## Listed records
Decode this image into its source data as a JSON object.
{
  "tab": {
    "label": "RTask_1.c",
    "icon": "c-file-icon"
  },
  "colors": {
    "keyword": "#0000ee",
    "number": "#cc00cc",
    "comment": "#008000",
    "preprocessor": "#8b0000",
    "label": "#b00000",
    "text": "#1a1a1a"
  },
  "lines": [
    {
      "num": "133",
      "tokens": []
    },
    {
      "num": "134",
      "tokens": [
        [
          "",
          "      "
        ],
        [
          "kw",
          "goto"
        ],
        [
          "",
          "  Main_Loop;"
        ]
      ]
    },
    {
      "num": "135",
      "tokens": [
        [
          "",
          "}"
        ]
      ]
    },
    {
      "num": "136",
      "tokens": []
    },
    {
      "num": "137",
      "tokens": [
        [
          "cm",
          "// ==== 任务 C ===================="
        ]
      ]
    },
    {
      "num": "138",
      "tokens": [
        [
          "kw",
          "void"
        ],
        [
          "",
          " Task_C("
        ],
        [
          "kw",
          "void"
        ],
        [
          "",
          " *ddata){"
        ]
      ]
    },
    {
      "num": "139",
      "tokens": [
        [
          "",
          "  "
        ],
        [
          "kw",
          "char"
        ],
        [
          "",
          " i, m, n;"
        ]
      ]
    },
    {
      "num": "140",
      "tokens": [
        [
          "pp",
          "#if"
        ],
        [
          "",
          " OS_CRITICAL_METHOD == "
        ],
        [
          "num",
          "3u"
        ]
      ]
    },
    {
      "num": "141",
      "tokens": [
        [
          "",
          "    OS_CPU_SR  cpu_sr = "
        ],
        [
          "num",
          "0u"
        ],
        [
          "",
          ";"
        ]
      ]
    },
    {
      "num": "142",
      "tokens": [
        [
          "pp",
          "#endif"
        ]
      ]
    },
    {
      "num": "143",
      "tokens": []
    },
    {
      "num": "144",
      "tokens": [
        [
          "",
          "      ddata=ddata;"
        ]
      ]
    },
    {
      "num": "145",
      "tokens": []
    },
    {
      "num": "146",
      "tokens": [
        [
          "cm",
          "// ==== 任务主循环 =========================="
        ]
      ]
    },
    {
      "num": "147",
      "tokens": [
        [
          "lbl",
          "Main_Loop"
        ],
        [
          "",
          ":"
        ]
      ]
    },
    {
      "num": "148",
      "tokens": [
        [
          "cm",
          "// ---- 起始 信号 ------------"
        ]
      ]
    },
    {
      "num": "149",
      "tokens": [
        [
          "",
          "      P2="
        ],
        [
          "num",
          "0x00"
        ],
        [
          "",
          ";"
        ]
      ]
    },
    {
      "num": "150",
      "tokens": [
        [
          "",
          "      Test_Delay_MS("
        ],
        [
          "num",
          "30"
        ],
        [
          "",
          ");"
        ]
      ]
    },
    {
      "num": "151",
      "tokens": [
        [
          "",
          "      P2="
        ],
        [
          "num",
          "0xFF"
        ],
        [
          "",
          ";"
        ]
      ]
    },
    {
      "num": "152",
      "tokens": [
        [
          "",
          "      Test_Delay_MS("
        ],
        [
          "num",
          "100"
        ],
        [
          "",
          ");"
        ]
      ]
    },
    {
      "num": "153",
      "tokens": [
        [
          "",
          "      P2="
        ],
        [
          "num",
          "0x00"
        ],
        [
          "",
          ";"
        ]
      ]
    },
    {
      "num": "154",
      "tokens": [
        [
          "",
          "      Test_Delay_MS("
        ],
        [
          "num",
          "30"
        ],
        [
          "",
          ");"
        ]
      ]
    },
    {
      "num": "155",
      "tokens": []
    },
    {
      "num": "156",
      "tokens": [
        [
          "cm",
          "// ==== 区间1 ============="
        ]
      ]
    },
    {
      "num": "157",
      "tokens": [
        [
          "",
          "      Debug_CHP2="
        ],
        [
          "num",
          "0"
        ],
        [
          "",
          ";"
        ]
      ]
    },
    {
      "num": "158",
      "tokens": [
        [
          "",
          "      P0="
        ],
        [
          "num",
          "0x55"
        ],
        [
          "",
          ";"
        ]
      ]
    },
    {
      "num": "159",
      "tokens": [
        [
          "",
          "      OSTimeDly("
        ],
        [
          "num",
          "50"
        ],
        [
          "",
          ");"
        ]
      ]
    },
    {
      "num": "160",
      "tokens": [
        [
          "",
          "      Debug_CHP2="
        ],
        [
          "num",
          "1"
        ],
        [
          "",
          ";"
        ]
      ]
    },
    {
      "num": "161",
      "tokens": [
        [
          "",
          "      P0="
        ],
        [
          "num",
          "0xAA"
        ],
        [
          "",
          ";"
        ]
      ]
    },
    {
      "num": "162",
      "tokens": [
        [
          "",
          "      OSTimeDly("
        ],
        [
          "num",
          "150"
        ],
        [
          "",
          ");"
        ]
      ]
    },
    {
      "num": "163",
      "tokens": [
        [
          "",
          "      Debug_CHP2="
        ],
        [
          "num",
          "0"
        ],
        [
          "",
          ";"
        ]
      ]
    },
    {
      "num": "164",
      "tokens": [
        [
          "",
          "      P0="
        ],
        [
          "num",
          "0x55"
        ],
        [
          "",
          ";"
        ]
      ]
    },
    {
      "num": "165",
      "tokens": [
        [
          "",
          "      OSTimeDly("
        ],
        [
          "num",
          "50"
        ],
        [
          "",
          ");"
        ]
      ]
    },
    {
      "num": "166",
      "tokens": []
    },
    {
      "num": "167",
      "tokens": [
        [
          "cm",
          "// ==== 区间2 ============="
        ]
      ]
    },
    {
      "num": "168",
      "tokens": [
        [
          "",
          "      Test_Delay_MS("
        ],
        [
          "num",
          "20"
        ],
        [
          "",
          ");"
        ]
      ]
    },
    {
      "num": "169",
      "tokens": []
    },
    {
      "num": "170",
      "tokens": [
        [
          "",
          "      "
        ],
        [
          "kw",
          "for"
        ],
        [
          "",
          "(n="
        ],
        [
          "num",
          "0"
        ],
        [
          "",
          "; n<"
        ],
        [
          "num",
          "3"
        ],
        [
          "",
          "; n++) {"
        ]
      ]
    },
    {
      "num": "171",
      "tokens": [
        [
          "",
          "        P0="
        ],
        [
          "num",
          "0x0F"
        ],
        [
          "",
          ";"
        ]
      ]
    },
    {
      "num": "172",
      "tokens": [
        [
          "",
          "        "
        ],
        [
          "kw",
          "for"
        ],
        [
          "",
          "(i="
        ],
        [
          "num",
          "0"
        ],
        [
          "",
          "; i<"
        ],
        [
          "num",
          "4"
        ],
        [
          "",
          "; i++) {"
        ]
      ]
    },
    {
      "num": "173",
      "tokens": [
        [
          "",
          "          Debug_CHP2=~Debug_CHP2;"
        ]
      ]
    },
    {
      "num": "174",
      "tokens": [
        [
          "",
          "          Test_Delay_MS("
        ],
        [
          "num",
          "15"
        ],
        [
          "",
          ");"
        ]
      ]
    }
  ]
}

## Exercise prompt
The records above are to be repeated exactly, in their entirety.

## Expected answer
Decode this image into its source data as a JSON object.
{
  "tab": {
    "label": "RTask_1.c",
    "icon": "c-file-icon"
  },
  "colors": {
    "keyword": "#0000ee",
    "number": "#cc00cc",
    "comment": "#008000",
    "preprocessor": "#8b0000",
    "label": "#b00000",
    "text": "#1a1a1a"
  },
  "lines": [
    {
      "num": "133",
      "tokens": []
    },
    {
      "num": "134",
      "tokens": [
        [
          "",
          "      "
        ],
        [
          "kw",
          "goto"
        ],
        [
          "",
          "  Main_Loop;"
        ]
      ]
    },
    {
      "num": "135",
      "tokens": [
        [
          "",
          "}"
        ]
      ]
    },
    {
      "num": "136",
      "tokens": []
    },
    {
      "num": "137",
      "tokens": [
        [
          "cm",
          "// ==== 任务 C ===================="
        ]
      ]
    },
    {
      "num": "138",
      "tokens": [
        [
          "kw",
          "void"
        ],
        [
          "",
          " Task_C("
        ],
        [
          "kw",
          "void"
        ],
        [
          "",
          " *ddata){"
        ]
      ]
    },
    {
      "num": "139",
      "tokens": [
        [
          "",
          "  "
        ],
        [
          "kw",
          "char"
        ],
        [
          "",
          " i, m, n;"
        ]
      ]
    },
    {
      "num": "140",
      "tokens": [
        [
          "pp",
          "#if"
        ],
        [
          "",
          " OS_CRITICAL_METHOD == "
        ],
        [
          "num",
          "3u"
        ]
      ]
    },
    {
      "num": "141",
      "tokens": [
        [
          "",
          "    OS_CPU_SR  cpu_sr = "
        ],
        [
          "num",
          "0u"
        ],
        [
          "",
          ";"
        ]
      ]
    },
    {
      "num": "142",
      "tokens": [
        [
          "pp",
          "#endif"
        ]
      ]
    },
    {
      "num": "143",
      "tokens": []
    },
    {
      "num": "144",
      "tokens": [
        [
          "",
          "      ddata=ddata;"
        ]
      ]
    },
    {
      "num": "145",
      "tokens": []
    },
    {
      "num": "146",
      "tokens": [
        [
          "cm",
          "// ==== 任务主循环 =========================="
        ]
      ]
    },
    {
      "num": "147",
      "tokens": [
        [
          "lbl",
          "Main_Loop"
        ],
        [
          "",
          ":"
        ]
      ]
    },
    {
      "num": "148",
      "tokens": [
        [
          "cm",
          "// ---- 起始 信号 ------------"
        ]
      ]
    },
    {
      "num": "149",
      "tokens": [
        [
          "",
          "      P2="
        ],
        [
          "num",
          "0x00"
        ],
        [
          "",
          ";"
        ]
      ]
    },
    {
      "num": "150",
      "tokens": [
        [
          "",
          "      Test_Delay_MS("
        ],
        [
          "num",
          "30"
        ],
        [
          "",
          ");"
        ]
      ]
    },
    {
      "num": "151",
      "tokens": [
        [
          "",
          "      P2="
        ],
        [
          "num",
          "0xFF"
        ],
        [
          "",
          ";"
        ]
      ]
    },
    {
      "num": "152",
      "tokens": [
        [
          "",
          "      Test_Delay_MS("
        ],
        [
          "num",
          "100"
        ],
        [
          "",
          ");"
        ]
      ]
    },
    {
      "num": "153",
      "tokens": [
        [
          "",
          "      P2="
        ],
        [
          "num",
          "0x00"
        ],
        [
          "",
          ";"
        ]
      ]
    },
    {
      "num": "154",
      "tokens": [
        [
          "",
          "      Test_Delay_MS("
        ],
        [
          "num",
          "30"
        ],
        [
          "",
          ");"
        ]
      ]
    },
    {
      "num": "155",
      "tokens": []
    },
    {
      "num": "156",
      "tokens": [
        [
          "cm",
          "// ==== 区间1 ============="
        ]
      ]
    },
    {
      "num": "157",
      "tokens": [
        [
          "",
          "      Debug_CHP2="
        ],
        [
          "num",
          "0"
        ],
        [
          "",
          ";"
        ]
      ]
    },
    {
      "num": "158",
      "tokens": [
        [
          "",
          "      P0="
        ],
        [
          "num",
          "0x55"
        ],
        [
          "",
          ";"
        ]
      ]
    },
    {
      "num": "159",
      "tokens": [
        [
          "",
          "      OSTimeDly("
        ],
        [
          "num",
          "50"
        ],
        [
          "",
          ");"
        ]
      ]
    },
    {
      "num": "160",
      "tokens": [
        [
          "",
          "      Debug_CHP2="
        ],
        [
          "num",
          "1"
        ],
        [
          "",
          ";"
        ]
      ]
    },
    {
      "num": "161",
      "tokens": [
        [
          "",
          "      P0="
        ],
        [
          "num",
          "0xAA"
        ],
        [
          "",
          ";"
        ]
      ]
    },
    {
      "num": "162",
      "tokens": [
        [
          "",
          "      OSTimeDly("
        ],
        [
          "num",
          "150"
        ],
        [
          "",
          ");"
        ]
      ]
    },
    {
      "num": "163",
      "tokens": [
        [
          "",
          "      Debug_CHP2="
        ],
        [
          "num",
          "0"
        ],
        [
          "",
          ";"
        ]
      ]
    },
    {
      "num": "164",
      "tokens": [
        [
          "",
          "      P0="
        ],
        [
          "num",
          "0x55"
        ],
        [
          "",
          ";"
        ]
      ]
    },
    {
      "num": "165",
      "tokens": [
        [
          "",
          "      OSTimeDly("
        ],
        [
          "num",
          "50"
        ],
        [
          "",
          ");"
        ]
      ]
    },
    {
      "num": "166",
      "tokens": []
    },
    {
      "num": "167",
      "tokens": [
        [
          "cm",
          "// ==== 区间2 ============="
        ]
      ]
    },
    {
      "num": "168",
      "tokens": [
        [
          "",
          "      Test_Delay_MS("
        ],
        [
          "num",
          "20"
        ],
        [
          "",
          ");"
        ]
      ]
    },
    {
      "num": "169",
      "tokens": []
    },
    {
      "num": "170",
      "tokens": [
        [
          "",
          "      "
        ],
        [
          "kw",
          "for"
        ],
        [
          "",
          "(n="
        ],
        [
          "num",
          "0"
        ],
        [
          "",
          "; n<"
        ],
        [
          "num",
          "3"
        ],
        [
          "",
          "; n++) {"
        ]
      ]
    },
    {
      "num": "171",
      "tokens": [
        [
          "",
          "        P0="
        ],
        [
          "num",
          "0x0F"
        ],
        [
          "",
          ";"
        ]
      ]
    },
    {
      "num": "172",
      "tokens": [
        [
          "",
          "        "
        ],
        [
          "kw",
          "for"
        ],
        [
          "",
          "(i="
        ],
        [
          "num",
          "0"
        ],
        [
          "",
          "; i<"
        ],
        [
          "num",
          "4"
        ],
        [
          "",
          "; i++) {"
        ]
      ]
    },
    {
      "num": "173",
      "tokens": [
        [
          "",
          "          Debug_CHP2=~Debug_CHP2;"
        ]
      ]
    },
    {
      "num": "174",
      "tokens": [
        [
          "",
          "          Test_Delay_MS("
        ],
        [
          "num",
          "15"
        ],
        [
          "",
          ");"
        ]
      ]
    }
  ]
}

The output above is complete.